## PASSAGE
The most egregious case I've seen was an Amiga site. The site went down and
for several _days_ reported that users would need to wait for the updated
records to propagate and lots of loyal fans were insisting anybody who
couldn't read the site was just being too impatient.

What was actually wrong? They wrote their new IP address as a DNS name in
their DNS configuration rather than as an IP address. Once they fixed that it
began working and they acted as though that was just because now it had
successfully propagated.

On the other hand propagation _is_ a thing when it comes to distributing
modified DNS records to multiple notionally authoritative DNS servers.

This can be a problem for using Let's Encrypt dns-01 challenges for example,
especially with a third party DNS provider.

Suppose you write a TXT record to pass dns-01 and get a wildcard certificates
for your domain example.com. You submit it to your provider's weird custom API
and it says OK. Unfortunately when you do this all it really did was write the
updated TXT record to a text file on an SFTP server. Each of the provider's
say three authoritative DNS servers (mango, lime, kiwi) check this site every
five minutes, download any updated files and begin serving the new answers.

## DATASET CONTENT
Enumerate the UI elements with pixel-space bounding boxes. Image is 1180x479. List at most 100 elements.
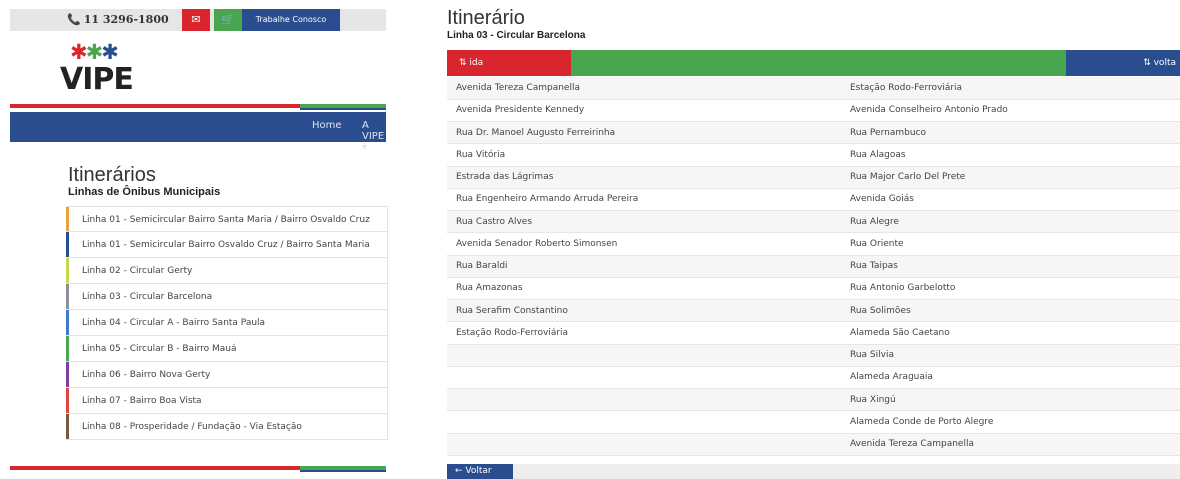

## WRITTEN INSTRUCTION
Carry the passage on DNS propagation forward from its last sentence, keeping its tone and subject. This material plays no part in what follows.

## REPLY
Still they said OK, so you call Let's Encrypt and say you're ready to pass the
challenge. Let's Encrypt calls authoritative server kiwi, which has never seen
this TXT record and you fail the challenge.

So you check DNS - your cache infrastructure calls lime, which has updated and
gives the correct answer, it seems like everything is fine, so you report a
bug with Let's Encrypt. But nothing was wrong on their side.

Now, unlike typical "DNS propagation" myths the times for authoritative
servers are usually minutes and can be only seconds for a sensible design
(SFTP servers is not a sensible design) so you can just add a nice generous
allowance of time and it'll usually work. But clearly the Right Thing™ is to
have an API that actually confirms the authoritative servers are updated
before returning OK.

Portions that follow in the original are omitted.